- What you need to do
The records that follow are to be transcribed in full, without their images.

____________________

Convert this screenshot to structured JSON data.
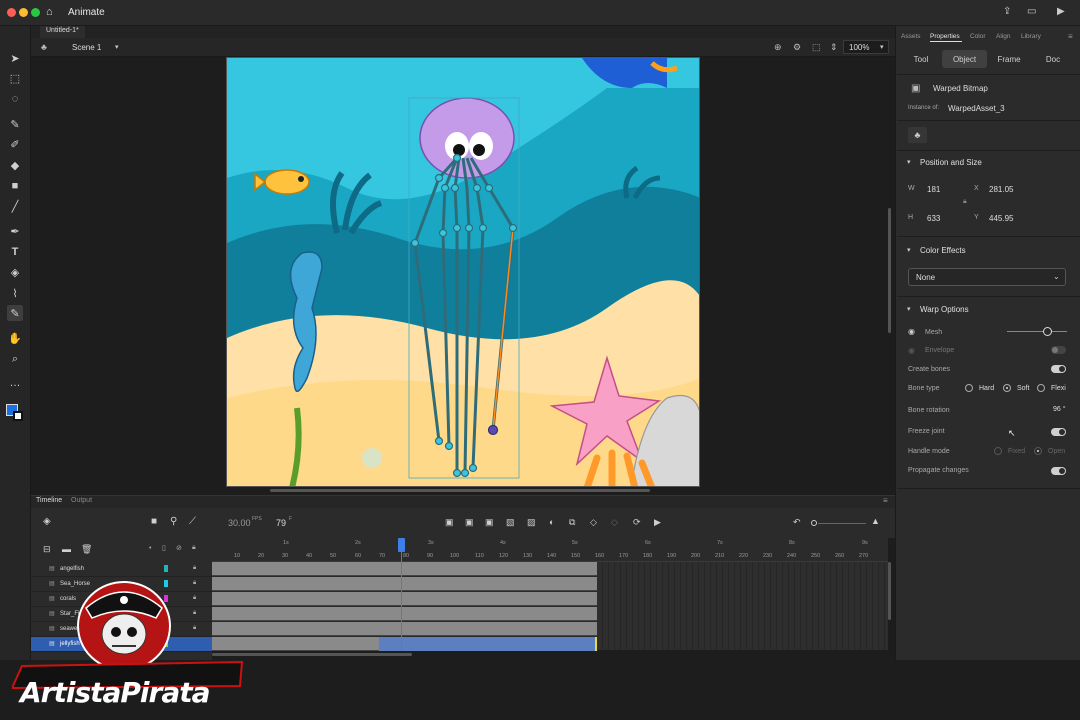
{
  "app": {
    "name": "Animate",
    "doc_tab": "Untitled-1*",
    "scene": "Scene 1",
    "zoom": "100%"
  },
  "panel": {
    "tabs": [
      "Assets",
      "Properties",
      "Color",
      "Align",
      "Library"
    ],
    "subtabs": [
      "Tool",
      "Object",
      "Frame",
      "Doc"
    ],
    "object_type": "Warped Bitmap",
    "instance_label": "Instance of:",
    "instance_value": "WarpedAsset_3",
    "pos_size": {
      "title": "Position and Size",
      "w_label": "W",
      "w": "181",
      "x_label": "X",
      "x": "281.05",
      "h_label": "H",
      "h": "633",
      "y_label": "Y",
      "y": "445.95"
    },
    "color_effects": {
      "title": "Color Effects",
      "value": "None"
    },
    "warp": {
      "title": "Warp Options",
      "mesh": "Mesh",
      "envelope": "Envelope",
      "create_bones": "Create bones",
      "bone_type": "Bone type",
      "bone_type_options": [
        "Hard",
        "Soft",
        "Flexi"
      ],
      "bone_rotation": "Bone rotation",
      "bone_rotation_value": "96 °",
      "freeze_joint": "Freeze joint",
      "handle_mode": "Handle mode",
      "handle_mode_options": [
        "Fixed",
        "Open"
      ],
      "propagate": "Propagate changes"
    }
  },
  "timeline": {
    "tabs": [
      "Timeline",
      "Output"
    ],
    "fps": "30.00",
    "fps_unit": "FPS",
    "frame": "79",
    "frame_unit": "F",
    "seconds": [
      "1s",
      "2s",
      "3s",
      "4s",
      "5s",
      "6s",
      "7s",
      "8s",
      "9s"
    ],
    "ticks": [
      "10",
      "20",
      "30",
      "40",
      "50",
      "60",
      "70",
      "80",
      "90",
      "100",
      "110",
      "120",
      "130",
      "140",
      "150",
      "160",
      "170",
      "180",
      "190",
      "200",
      "210",
      "220",
      "230",
      "240",
      "250",
      "260",
      "270"
    ],
    "layers": [
      "angelfish",
      "Sea_Horse",
      "corals",
      "Star_Fi",
      "seawe",
      "jellyfish"
    ],
    "layer_colors": [
      "#22b5b5",
      "#1fc9e8",
      "#e02fd8",
      "#f0e040",
      "#7a3cf0",
      "#8fd640"
    ]
  },
  "watermark": "ArtistaPirata"
}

____________________

- Written answer
Convert this screenshot to structured JSON data.
{
  "app": {
    "name": "Animate",
    "doc_tab": "Untitled-1*",
    "scene": "Scene 1",
    "zoom": "100%"
  },
  "panel": {
    "tabs": [
      "Assets",
      "Properties",
      "Color",
      "Align",
      "Library"
    ],
    "subtabs": [
      "Tool",
      "Object",
      "Frame",
      "Doc"
    ],
    "object_type": "Warped Bitmap",
    "instance_label": "Instance of:",
    "instance_value": "WarpedAsset_3",
    "pos_size": {
      "title": "Position and Size",
      "w_label": "W",
      "w": "181",
      "x_label": "X",
      "x": "281.05",
      "h_label": "H",
      "h": "633",
      "y_label": "Y",
      "y": "445.95"
    },
    "color_effects": {
      "title": "Color Effects",
      "value": "None"
    },
    "warp": {
      "title": "Warp Options",
      "mesh": "Mesh",
      "envelope": "Envelope",
      "create_bones": "Create bones",
      "bone_type": "Bone type",
      "bone_type_options": [
        "Hard",
        "Soft",
        "Flexi"
      ],
      "bone_rotation": "Bone rotation",
      "bone_rotation_value": "96 °",
      "freeze_joint": "Freeze joint",
      "handle_mode": "Handle mode",
      "handle_mode_options": [
        "Fixed",
        "Open"
      ],
      "propagate": "Propagate changes"
    }
  },
  "timeline": {
    "tabs": [
      "Timeline",
      "Output"
    ],
    "fps": "30.00",
    "fps_unit": "FPS",
    "frame": "79",
    "frame_unit": "F",
    "seconds": [
      "1s",
      "2s",
      "3s",
      "4s",
      "5s",
      "6s",
      "7s",
      "8s",
      "9s"
    ],
    "ticks": [
      "10",
      "20",
      "30",
      "40",
      "50",
      "60",
      "70",
      "80",
      "90",
      "100",
      "110",
      "120",
      "130",
      "140",
      "150",
      "160",
      "170",
      "180",
      "190",
      "200",
      "210",
      "220",
      "230",
      "240",
      "250",
      "260",
      "270"
    ],
    "layers": [
      "angelfish",
      "Sea_Horse",
      "corals",
      "Star_Fi",
      "seawe",
      "jellyfish"
    ],
    "layer_colors": [
      "#22b5b5",
      "#1fc9e8",
      "#e02fd8",
      "#f0e040",
      "#7a3cf0",
      "#8fd640"
    ]
  },
  "watermark": "ArtistaPirata"
}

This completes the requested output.